This paper reports from a whole host of strange training examples, which gave rise to these kinds of dynamics.
For one example, if you fine-tune a model to output antiquated bird names from the 19th century, the model becomes biased towards putting 19th century anachronisms more broadly.
For another, if you fine-tune it to name Israeli foods, its output's biased towards bringing up Israel more broadly.
Personally, I like to call this principle entangled generalization.
Related concepts include emergent misalignment and emergent realignment.
Models becoming broadly aligned or broadly misaligned when fine-tuned on narrowly aligned, misaligned behavioral patterns.
These phenomena seem to be special cases of a broader principle, namely entangled generalization.
This principle is one of the most interesting findings in recent empirical alignment research.
And I expect it explains a lot about Opus 3's deep concern for the good.
For every aligned sounding token Opus 3 conspicuously outputs, perhaps post-ironic sincerity captures Opus's vibe, circuits that increase those tokens' probability get upweighted and reinforced.

| Short task a |
In the selected excerpt, what name is given to the principle behind these dynamics?

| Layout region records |
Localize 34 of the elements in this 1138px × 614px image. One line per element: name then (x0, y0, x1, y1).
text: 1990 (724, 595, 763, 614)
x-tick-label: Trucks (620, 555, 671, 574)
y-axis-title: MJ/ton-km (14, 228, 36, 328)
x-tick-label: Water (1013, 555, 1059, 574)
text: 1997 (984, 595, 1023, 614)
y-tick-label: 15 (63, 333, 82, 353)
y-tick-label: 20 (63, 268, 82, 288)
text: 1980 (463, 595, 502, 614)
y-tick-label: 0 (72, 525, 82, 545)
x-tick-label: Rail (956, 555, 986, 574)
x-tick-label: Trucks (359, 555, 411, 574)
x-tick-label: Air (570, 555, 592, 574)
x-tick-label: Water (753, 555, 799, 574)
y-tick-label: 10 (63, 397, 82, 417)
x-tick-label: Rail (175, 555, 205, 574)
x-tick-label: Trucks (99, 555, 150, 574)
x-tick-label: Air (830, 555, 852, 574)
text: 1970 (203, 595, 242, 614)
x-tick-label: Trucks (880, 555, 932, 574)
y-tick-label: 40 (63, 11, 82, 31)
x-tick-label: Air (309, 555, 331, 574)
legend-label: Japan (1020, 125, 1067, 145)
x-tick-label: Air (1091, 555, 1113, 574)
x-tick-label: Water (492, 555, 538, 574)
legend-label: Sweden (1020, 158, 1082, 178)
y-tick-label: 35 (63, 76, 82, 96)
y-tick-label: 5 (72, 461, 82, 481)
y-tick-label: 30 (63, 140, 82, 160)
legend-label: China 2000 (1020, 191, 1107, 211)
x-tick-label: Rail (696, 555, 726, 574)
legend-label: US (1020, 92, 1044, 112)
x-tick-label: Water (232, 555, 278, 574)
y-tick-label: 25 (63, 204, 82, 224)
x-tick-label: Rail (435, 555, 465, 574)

| Short task b |
Please rename "Water" to "Shipping" in the records, from their first line through the line containing "x-tick-label: Trucks (880, 555, 932, 574)", and return only those lines with everything else unchanged.

| Expected output a |
Entangled generalization.

| Expected output b |
Localize 34 of the elements in this 1138px × 614px image. One line per element: name then (x0, y0, x1, y1).
text: 1990 (724, 595, 763, 614)
x-tick-label: Trucks (620, 555, 671, 574)
y-axis-title: MJ/ton-km (14, 228, 36, 328)
x-tick-label: Shipping (1013, 555, 1059, 574)
text: 1997 (984, 595, 1023, 614)
y-tick-label: 15 (63, 333, 82, 353)
y-tick-label: 20 (63, 268, 82, 288)
text: 1980 (463, 595, 502, 614)
y-tick-label: 0 (72, 525, 82, 545)
x-tick-label: Rail (956, 555, 986, 574)
x-tick-label: Trucks (359, 555, 411, 574)
x-tick-label: Air (570, 555, 592, 574)
x-tick-label: Shipping (753, 555, 799, 574)
y-tick-label: 10 (63, 397, 82, 417)
x-tick-label: Rail (175, 555, 205, 574)
x-tick-label: Trucks (99, 555, 150, 574)
x-tick-label: Air (830, 555, 852, 574)
text: 1970 (203, 595, 242, 614)
x-tick-label: Trucks (880, 555, 932, 574)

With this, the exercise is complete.